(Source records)

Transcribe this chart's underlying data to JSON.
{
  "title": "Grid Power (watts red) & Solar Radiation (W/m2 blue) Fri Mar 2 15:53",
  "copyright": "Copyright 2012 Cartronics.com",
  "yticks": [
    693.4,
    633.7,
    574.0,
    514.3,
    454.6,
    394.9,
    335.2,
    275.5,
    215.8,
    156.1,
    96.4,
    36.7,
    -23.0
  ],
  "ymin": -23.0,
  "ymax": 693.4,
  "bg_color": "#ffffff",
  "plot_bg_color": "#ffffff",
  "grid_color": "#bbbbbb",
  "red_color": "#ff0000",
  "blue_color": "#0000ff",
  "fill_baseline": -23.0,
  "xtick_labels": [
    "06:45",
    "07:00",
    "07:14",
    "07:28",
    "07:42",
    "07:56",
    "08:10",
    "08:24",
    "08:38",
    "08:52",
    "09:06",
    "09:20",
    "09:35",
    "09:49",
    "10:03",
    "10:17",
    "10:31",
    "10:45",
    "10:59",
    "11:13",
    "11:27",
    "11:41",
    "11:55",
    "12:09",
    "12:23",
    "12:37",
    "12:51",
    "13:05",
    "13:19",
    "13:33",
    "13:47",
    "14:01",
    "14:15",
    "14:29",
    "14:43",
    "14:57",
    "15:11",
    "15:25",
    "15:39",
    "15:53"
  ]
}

What the exercise asks :: Write out every entry exactly as given.

Reply ::
Transcribe this chart's underlying data to JSON.
{
  "title": "Grid Power (watts red) & Solar Radiation (W/m2 blue) Fri Mar 2 15:53",
  "copyright": "Copyright 2012 Cartronics.com",
  "yticks": [
    693.4,
    633.7,
    574.0,
    514.3,
    454.6,
    394.9,
    335.2,
    275.5,
    215.8,
    156.1,
    96.4,
    36.7,
    -23.0
  ],
  "ymin": -23.0,
  "ymax": 693.4,
  "bg_color": "#ffffff",
  "plot_bg_color": "#ffffff",
  "grid_color": "#bbbbbb",
  "red_color": "#ff0000",
  "blue_color": "#0000ff",
  "fill_baseline": -23.0,
  "xtick_labels": [
    "06:45",
    "07:00",
    "07:14",
    "07:28",
    "07:42",
    "07:56",
    "08:10",
    "08:24",
    "08:38",
    "08:52",
    "09:06",
    "09:20",
    "09:35",
    "09:49",
    "10:03",
    "10:17",
    "10:31",
    "10:45",
    "10:59",
    "11:13",
    "11:27",
    "11:41",
    "11:55",
    "12:09",
    "12:23",
    "12:37",
    "12:51",
    "13:05",
    "13:19",
    "13:33",
    "13:47",
    "14:01",
    "14:15",
    "14:29",
    "14:43",
    "14:57",
    "15:11",
    "15:25",
    "15:39",
    "15:53"
  ]
}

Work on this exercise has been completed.